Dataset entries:
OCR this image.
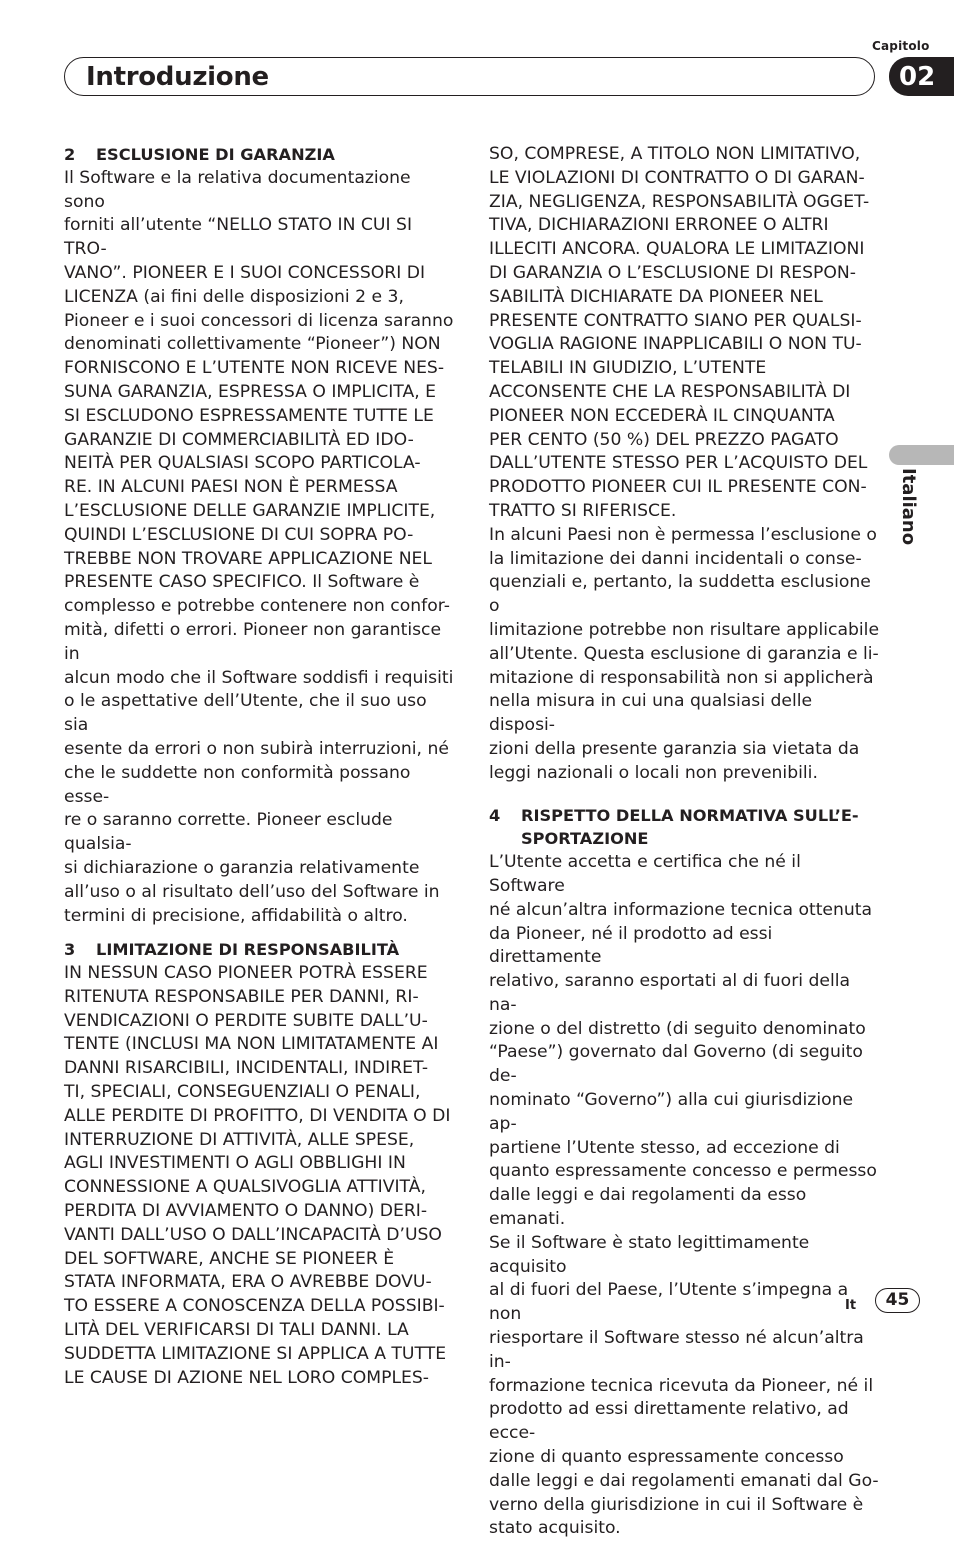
Capitolo
Introduzione	02
Italiano
2 ESCLUSIONE DI GARANZIA

Il Software e la relativa documentazione sono
forniti all’utente “NELLO STATO IN CUI SI TRO-
VANO”. PIONEER E I SUOI CONCESSORI DI
LICENZA (ai fini delle disposizioni 2 e 3,
Pioneer e i suoi concessori di licenza saranno
denominati collettivamente “Pioneer”) NON
FORNISCONO E L’UTENTE NON RICEVE NES-
SUNA GARANZIA, ESPRESSA O IMPLICITA, E
SI ESCLUDONO ESPRESSAMENTE TUTTE LE
GARANZIE DI COMMERCIABILITÀ ED IDO-
NEITÀ PER QUALSIASI SCOPO PARTICOLA-
RE. IN ALCUNI PAESI NON È PERMESSA
L’ESCLUSIONE DELLE GARANZIE IMPLICITE,
QUINDI L’ESCLUSIONE DI CUI SOPRA PO-
TREBBE NON TROVARE APPLICAZIONE NEL
PRESENTE CASO SPECIFICO. Il Software è
complesso e potrebbe contenere non confor-
mità, difetti o errori. Pioneer non garantisce in
alcun modo che il Software soddisfi i requisiti
o le aspettative dell’Utente, che il suo uso sia
esente da errori o non subirà interruzioni, né
che le suddette non conformità possano esse-
re o saranno corrette. Pioneer esclude qualsia-
si dichiarazione o garanzia relativamente
all’uso o al risultato dell’uso del Software in
termini di precisione, affidabilità o altro.

3 LIMITAZIONE DI RESPONSABILITÀ

IN NESSUN CASO PIONEER POTRÀ ESSERE
RITENUTA RESPONSABILE PER DANNI, RI-
VENDICAZIONI O PERDITE SUBITE DALL’U-
TENTE (INCLUSI MA NON LIMITATAMENTE AI
DANNI RISARCIBILI, INCIDENTALI, INDIRET-
TI, SPECIALI, CONSEGUENZIALI O PENALI,
ALLE PERDITE DI PROFITTO, DI VENDITA O DI
INTERRUZIONE DI ATTIVITÀ, ALLE SPESE,
AGLI INVESTIMENTI O AGLI OBBLIGHI IN
CONNESSIONE A QUALSIVOGLIA ATTIVITÀ,
PERDITA DI AVVIAMENTO O DANNO) DERI-
VANTI DALL’USO O DALL’INCAPACITÀ D’USO
DEL SOFTWARE, ANCHE SE PIONEER È
STATA INFORMATA, ERA O AVREBBE DOVU-
TO ESSERE A CONOSCENZA DELLA POSSIBI-
LITÀ DEL VERIFICARSI DI TALI DANNI. LA
SUDDETTA LIMITAZIONE SI APPLICA A TUTTE
LE CAUSE DI AZIONE NEL LORO COMPLES-

SO, COMPRESE, A TITOLO NON LIMITATIVO,
LE VIOLAZIONI DI CONTRATTO O DI GARAN-
ZIA, NEGLIGENZA, RESPONSABILITÀ OGGET-
TIVA, DICHIARAZIONI ERRONEE O ALTRI
ILLECITI ANCORA. QUALORA LE LIMITAZIONI
DI GARANZIA O L’ESCLUSIONE DI RESPON-
SABILITÀ DICHIARATE DA PIONEER NEL
PRESENTE CONTRATTO SIANO PER QUALSI-
VOGLIA RAGIONE INAPPLICABILI O NON TU-
TELABILI IN GIUDIZIO, L’UTENTE
ACCONSENTE CHE LA RESPONSABILITÀ DI
PIONEER NON ECCEDERÀ IL CINQUANTA
PER CENTO (50 %) DEL PREZZO PAGATO
DALL’UTENTE STESSO PER L’ACQUISTO DEL
PRODOTTO PIONEER CUI IL PRESENTE CON-
TRATTO SI RIFERISCE.

In alcuni Paesi non è permessa l’esclusione o
la limitazione dei danni incidentali o conse-
quenziali e, pertanto, la suddetta esclusione o
limitazione potrebbe non risultare applicabile
all’Utente. Questa esclusione di garanzia e li-
mitazione di responsabilità non si applicherà
nella misura in cui una qualsiasi delle disposi-
zioni della presente garanzia sia vietata da
leggi nazionali o locali non prevenibili.

4	RISPETTO DELLA NORMATIVA SULL’E-
SPORTAZIONE

L’Utente accetta e certifica che né il Software
né alcun’altra informazione tecnica ottenuta
da Pioneer, né il prodotto ad essi direttamente
relativo, saranno esportati al di fuori della na-
zione o del distretto (di seguito denominato
“Paese”) governato dal Governo (di seguito de-
nominato “Governo”) alla cui giurisdizione ap-
partiene l’Utente stesso, ad eccezione di
quanto espressamente concesso e permesso
dalle leggi e dai regolamenti da esso emanati.
Se il Software è stato legittimamente acquisito
al di fuori del Paese, l’Utente s’impegna a non
riesportare il Software stesso né alcun’altra in-
formazione tecnica ricevuta da Pioneer, né il
prodotto ad essi direttamente relativo, ad ecce-
zione di quanto espressamente concesso
dalle leggi e dai regolamenti emanati dal Go-
verno della giurisdizione in cui il Software è
stato acquisito.

It	45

## WHAT NEEDS TO BE DONE
Make an exact copy of every entry above, minus the images.

## TASK SOLUTION
OCR this image.
Capitolo
Introduzione	02
Italiano
2 ESCLUSIONE DI GARANZIA

Il Software e la relativa documentazione sono
forniti all’utente “NELLO STATO IN CUI SI TRO-
VANO”. PIONEER E I SUOI CONCESSORI DI
LICENZA (ai fini delle disposizioni 2 e 3,
Pioneer e i suoi concessori di licenza saranno
denominati collettivamente “Pioneer”) NON
FORNISCONO E L’UTENTE NON RICEVE NES-
SUNA GARANZIA, ESPRESSA O IMPLICITA, E
SI ESCLUDONO ESPRESSAMENTE TUTTE LE
GARANZIE DI COMMERCIABILITÀ ED IDO-
NEITÀ PER QUALSIASI SCOPO PARTICOLA-
RE. IN ALCUNI PAESI NON È PERMESSA
L’ESCLUSIONE DELLE GARANZIE IMPLICITE,
QUINDI L’ESCLUSIONE DI CUI SOPRA PO-
TREBBE NON TROVARE APPLICAZIONE NEL
PRESENTE CASO SPECIFICO. Il Software è
complesso e potrebbe contenere non confor-
mità, difetti o errori. Pioneer non garantisce in
alcun modo che il Software soddisfi i requisiti
o le aspettative dell’Utente, che il suo uso sia
esente da errori o non subirà interruzioni, né
che le suddette non conformità possano esse-
re o saranno corrette. Pioneer esclude qualsia-
si dichiarazione o garanzia relativamente
all’uso o al risultato dell’uso del Software in
termini di precisione, affidabilità o altro.

3 LIMITAZIONE DI RESPONSABILITÀ

IN NESSUN CASO PIONEER POTRÀ ESSERE
RITENUTA RESPONSABILE PER DANNI, RI-
VENDICAZIONI O PERDITE SUBITE DALL’U-
TENTE (INCLUSI MA NON LIMITATAMENTE AI
DANNI RISARCIBILI, INCIDENTALI, INDIRET-
TI, SPECIALI, CONSEGUENZIALI O PENALI,
ALLE PERDITE DI PROFITTO, DI VENDITA O DI
INTERRUZIONE DI ATTIVITÀ, ALLE SPESE,
AGLI INVESTIMENTI O AGLI OBBLIGHI IN
CONNESSIONE A QUALSIVOGLIA ATTIVITÀ,
PERDITA DI AVVIAMENTO O DANNO) DERI-
VANTI DALL’USO O DALL’INCAPACITÀ D’USO
DEL SOFTWARE, ANCHE SE PIONEER È
STATA INFORMATA, ERA O AVREBBE DOVU-
TO ESSERE A CONOSCENZA DELLA POSSIBI-
LITÀ DEL VERIFICARSI DI TALI DANNI. LA
SUDDETTA LIMITAZIONE SI APPLICA A TUTTE
LE CAUSE DI AZIONE NEL LORO COMPLES-

SO, COMPRESE, A TITOLO NON LIMITATIVO,
LE VIOLAZIONI DI CONTRATTO O DI GARAN-
ZIA, NEGLIGENZA, RESPONSABILITÀ OGGET-
TIVA, DICHIARAZIONI ERRONEE O ALTRI
ILLECITI ANCORA. QUALORA LE LIMITAZIONI
DI GARANZIA O L’ESCLUSIONE DI RESPON-
SABILITÀ DICHIARATE DA PIONEER NEL
PRESENTE CONTRATTO SIANO PER QUALSI-
VOGLIA RAGIONE INAPPLICABILI O NON TU-
TELABILI IN GIUDIZIO, L’UTENTE
ACCONSENTE CHE LA RESPONSABILITÀ DI
PIONEER NON ECCEDERÀ IL CINQUANTA
PER CENTO (50 %) DEL PREZZO PAGATO
DALL’UTENTE STESSO PER L’ACQUISTO DEL
PRODOTTO PIONEER CUI IL PRESENTE CON-
TRATTO SI RIFERISCE.

In alcuni Paesi non è permessa l’esclusione o
la limitazione dei danni incidentali o conse-
quenziali e, pertanto, la suddetta esclusione o
limitazione potrebbe non risultare applicabile
all’Utente. Questa esclusione di garanzia e li-
mitazione di responsabilità non si applicherà
nella misura in cui una qualsiasi delle disposi-
zioni della presente garanzia sia vietata da
leggi nazionali o locali non prevenibili.

4	RISPETTO DELLA NORMATIVA SULL’E-
SPORTAZIONE

L’Utente accetta e certifica che né il Software
né alcun’altra informazione tecnica ottenuta
da Pioneer, né il prodotto ad essi direttamente
relativo, saranno esportati al di fuori della na-
zione o del distretto (di seguito denominato
“Paese”) governato dal Governo (di seguito de-
nominato “Governo”) alla cui giurisdizione ap-
partiene l’Utente stesso, ad eccezione di
quanto espressamente concesso e permesso
dalle leggi e dai regolamenti da esso emanati.
Se il Software è stato legittimamente acquisito
al di fuori del Paese, l’Utente s’impegna a non
riesportare il Software stesso né alcun’altra in-
formazione tecnica ricevuta da Pioneer, né il
prodotto ad essi direttamente relativo, ad ecce-
zione di quanto espressamente concesso
dalle leggi e dai regolamenti emanati dal Go-
verno della giurisdizione in cui il Software è
stato acquisito.

It	45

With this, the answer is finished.